_EXERCISE BRIEF_: All lines holding the string "text" are to be shown.

──────── EXTRACTED DATA ────────

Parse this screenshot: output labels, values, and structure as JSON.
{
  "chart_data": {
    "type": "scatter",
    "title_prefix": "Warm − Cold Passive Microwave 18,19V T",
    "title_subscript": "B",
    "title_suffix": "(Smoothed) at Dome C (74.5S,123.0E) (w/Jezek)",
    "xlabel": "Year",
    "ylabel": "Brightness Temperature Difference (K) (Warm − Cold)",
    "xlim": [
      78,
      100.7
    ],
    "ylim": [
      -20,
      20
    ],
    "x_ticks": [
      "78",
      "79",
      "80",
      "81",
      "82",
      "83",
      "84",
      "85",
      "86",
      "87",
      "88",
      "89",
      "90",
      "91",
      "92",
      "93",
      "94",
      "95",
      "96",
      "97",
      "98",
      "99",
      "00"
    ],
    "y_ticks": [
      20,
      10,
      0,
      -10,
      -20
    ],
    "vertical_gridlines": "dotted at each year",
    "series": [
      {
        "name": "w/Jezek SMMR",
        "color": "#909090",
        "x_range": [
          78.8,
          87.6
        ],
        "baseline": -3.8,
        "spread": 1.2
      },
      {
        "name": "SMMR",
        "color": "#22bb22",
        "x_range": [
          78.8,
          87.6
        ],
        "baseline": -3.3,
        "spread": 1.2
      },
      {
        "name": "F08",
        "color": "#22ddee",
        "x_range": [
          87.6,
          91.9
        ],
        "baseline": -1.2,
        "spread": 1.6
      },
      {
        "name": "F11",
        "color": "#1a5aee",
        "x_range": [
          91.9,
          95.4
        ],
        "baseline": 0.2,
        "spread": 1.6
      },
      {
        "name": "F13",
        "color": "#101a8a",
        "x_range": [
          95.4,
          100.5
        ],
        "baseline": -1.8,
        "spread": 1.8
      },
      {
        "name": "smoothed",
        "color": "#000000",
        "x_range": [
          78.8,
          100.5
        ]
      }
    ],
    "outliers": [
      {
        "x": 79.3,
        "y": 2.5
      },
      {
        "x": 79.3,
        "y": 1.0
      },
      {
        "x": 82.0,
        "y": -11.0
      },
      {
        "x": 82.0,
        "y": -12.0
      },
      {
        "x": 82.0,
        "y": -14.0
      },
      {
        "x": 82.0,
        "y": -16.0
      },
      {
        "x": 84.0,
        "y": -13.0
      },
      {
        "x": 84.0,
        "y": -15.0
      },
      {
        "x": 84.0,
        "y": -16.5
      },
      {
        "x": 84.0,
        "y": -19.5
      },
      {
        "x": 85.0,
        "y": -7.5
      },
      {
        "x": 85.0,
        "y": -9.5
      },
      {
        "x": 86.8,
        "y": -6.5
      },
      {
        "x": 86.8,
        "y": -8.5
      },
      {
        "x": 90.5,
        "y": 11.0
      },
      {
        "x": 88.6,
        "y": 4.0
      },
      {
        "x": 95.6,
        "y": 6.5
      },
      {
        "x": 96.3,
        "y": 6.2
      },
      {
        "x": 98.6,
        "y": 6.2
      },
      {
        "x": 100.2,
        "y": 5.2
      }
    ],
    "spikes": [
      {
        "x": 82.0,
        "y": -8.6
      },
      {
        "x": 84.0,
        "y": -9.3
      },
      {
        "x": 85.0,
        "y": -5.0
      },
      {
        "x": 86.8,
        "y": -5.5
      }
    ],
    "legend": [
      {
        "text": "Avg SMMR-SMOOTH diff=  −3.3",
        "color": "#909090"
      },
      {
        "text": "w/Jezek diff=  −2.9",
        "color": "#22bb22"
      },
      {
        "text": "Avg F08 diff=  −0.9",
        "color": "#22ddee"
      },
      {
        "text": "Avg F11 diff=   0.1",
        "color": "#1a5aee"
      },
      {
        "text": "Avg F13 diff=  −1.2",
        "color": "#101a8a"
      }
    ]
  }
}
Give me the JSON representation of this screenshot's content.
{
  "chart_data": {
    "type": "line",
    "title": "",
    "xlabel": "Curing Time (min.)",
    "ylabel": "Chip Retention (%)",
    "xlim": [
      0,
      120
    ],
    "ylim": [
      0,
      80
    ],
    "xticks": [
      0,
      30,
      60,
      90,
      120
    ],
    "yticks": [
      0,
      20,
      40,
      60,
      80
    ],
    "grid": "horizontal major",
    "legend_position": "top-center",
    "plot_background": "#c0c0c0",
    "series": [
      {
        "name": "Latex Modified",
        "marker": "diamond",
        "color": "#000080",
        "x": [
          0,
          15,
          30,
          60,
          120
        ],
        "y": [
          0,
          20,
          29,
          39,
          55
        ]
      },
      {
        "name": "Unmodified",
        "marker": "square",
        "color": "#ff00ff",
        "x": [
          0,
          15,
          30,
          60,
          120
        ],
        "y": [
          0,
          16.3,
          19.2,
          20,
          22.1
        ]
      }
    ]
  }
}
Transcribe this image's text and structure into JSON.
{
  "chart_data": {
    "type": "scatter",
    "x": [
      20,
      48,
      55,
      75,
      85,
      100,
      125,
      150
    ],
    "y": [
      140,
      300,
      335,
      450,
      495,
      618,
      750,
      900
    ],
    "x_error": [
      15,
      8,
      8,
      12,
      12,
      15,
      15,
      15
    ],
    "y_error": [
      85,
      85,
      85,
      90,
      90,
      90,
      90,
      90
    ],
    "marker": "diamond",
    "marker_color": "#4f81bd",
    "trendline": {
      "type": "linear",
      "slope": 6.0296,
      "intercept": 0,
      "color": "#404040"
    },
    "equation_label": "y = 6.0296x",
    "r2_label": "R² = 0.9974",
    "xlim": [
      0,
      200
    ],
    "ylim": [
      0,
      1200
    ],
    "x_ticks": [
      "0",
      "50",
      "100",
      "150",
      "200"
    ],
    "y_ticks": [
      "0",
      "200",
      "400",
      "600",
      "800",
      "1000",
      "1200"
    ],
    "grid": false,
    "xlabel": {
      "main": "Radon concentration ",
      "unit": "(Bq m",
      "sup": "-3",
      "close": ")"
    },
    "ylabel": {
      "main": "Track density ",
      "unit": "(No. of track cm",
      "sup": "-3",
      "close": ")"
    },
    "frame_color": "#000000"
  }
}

────────

_RESPONSE TO THE TASK_:
        "text": "Avg SMMR-SMOOTH diff=  −3.3",
        "text": "w/Jezek diff=  −2.9",
        "text": "Avg F08 diff=  −0.9",
        "text": "Avg F11 diff=   0.1",
        "text": "Avg F13 diff=  −1.2",
Transcribe this image's text and structure into JSON.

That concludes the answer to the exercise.